# Supplied data start

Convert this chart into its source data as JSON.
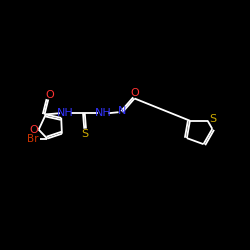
{
  "background_color": "#000000",
  "bond_color": "#ffffff",
  "cO": "#ff3333",
  "cN": "#3333ff",
  "cS": "#ccaa00",
  "cBr": "#cc3300",
  "figsize": [
    2.5,
    2.5
  ],
  "dpi": 100,
  "xlim": [
    0,
    10
  ],
  "ylim": [
    0,
    10
  ]
}
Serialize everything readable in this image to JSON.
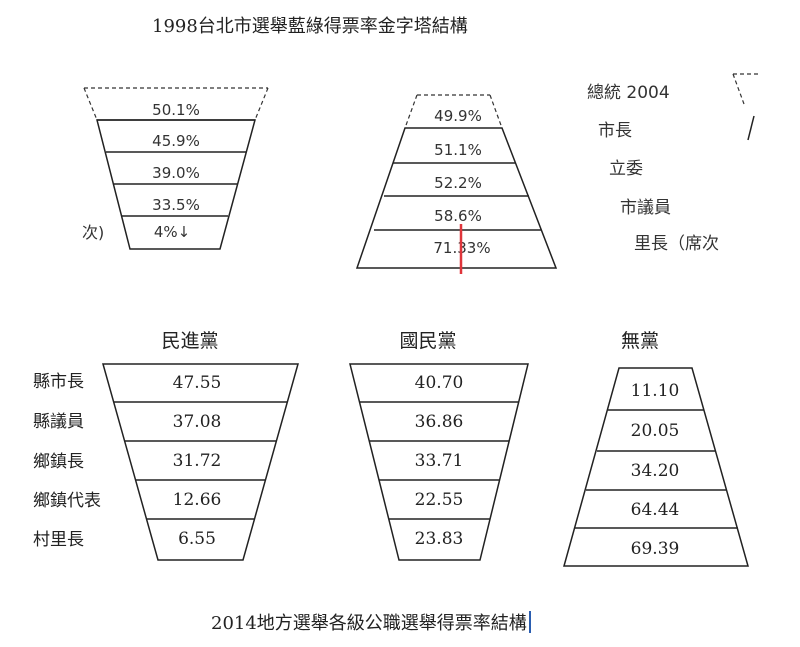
{
  "top_title": "1998台北市選舉藍綠得票率金字塔結構",
  "bottom_title": "2014地方選舉各級公職選舉得票率結構",
  "top_left_pyramid": {
    "values": [
      "50.1%",
      "45.9%",
      "39.0%",
      "33.5%",
      "4%↓"
    ],
    "side_fragment": "次)"
  },
  "top_mid_pyramid": {
    "values": [
      "49.9%",
      "51.1%",
      "52.2%",
      "58.6%",
      "71.33%"
    ]
  },
  "top_right_labels": [
    "總統 2004",
    "市長",
    "立委",
    "市議員",
    "里長（席次"
  ],
  "bottom_row_labels": [
    "縣市長",
    "縣議員",
    "鄉鎮長",
    "鄉鎮代表",
    "村里長"
  ],
  "bottom_pyramids": [
    {
      "party": "民進黨",
      "values": [
        "47.55",
        "37.08",
        "31.72",
        "12.66",
        "6.55"
      ]
    },
    {
      "party": "國民黨",
      "values": [
        "40.70",
        "36.86",
        "33.71",
        "22.55",
        "23.83"
      ]
    },
    {
      "party": "無黨",
      "values": [
        "11.10",
        "20.05",
        "34.20",
        "64.44",
        "69.39"
      ]
    }
  ],
  "colors": {
    "line": "#1a1a1a",
    "caret": "#2a5db0",
    "marker": "#e0353b"
  }
}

# Supplied data end

■ **Task**:
Above are some records. Report the number of their lines that include "this", and add nothing else.

■ **Right answer**:
2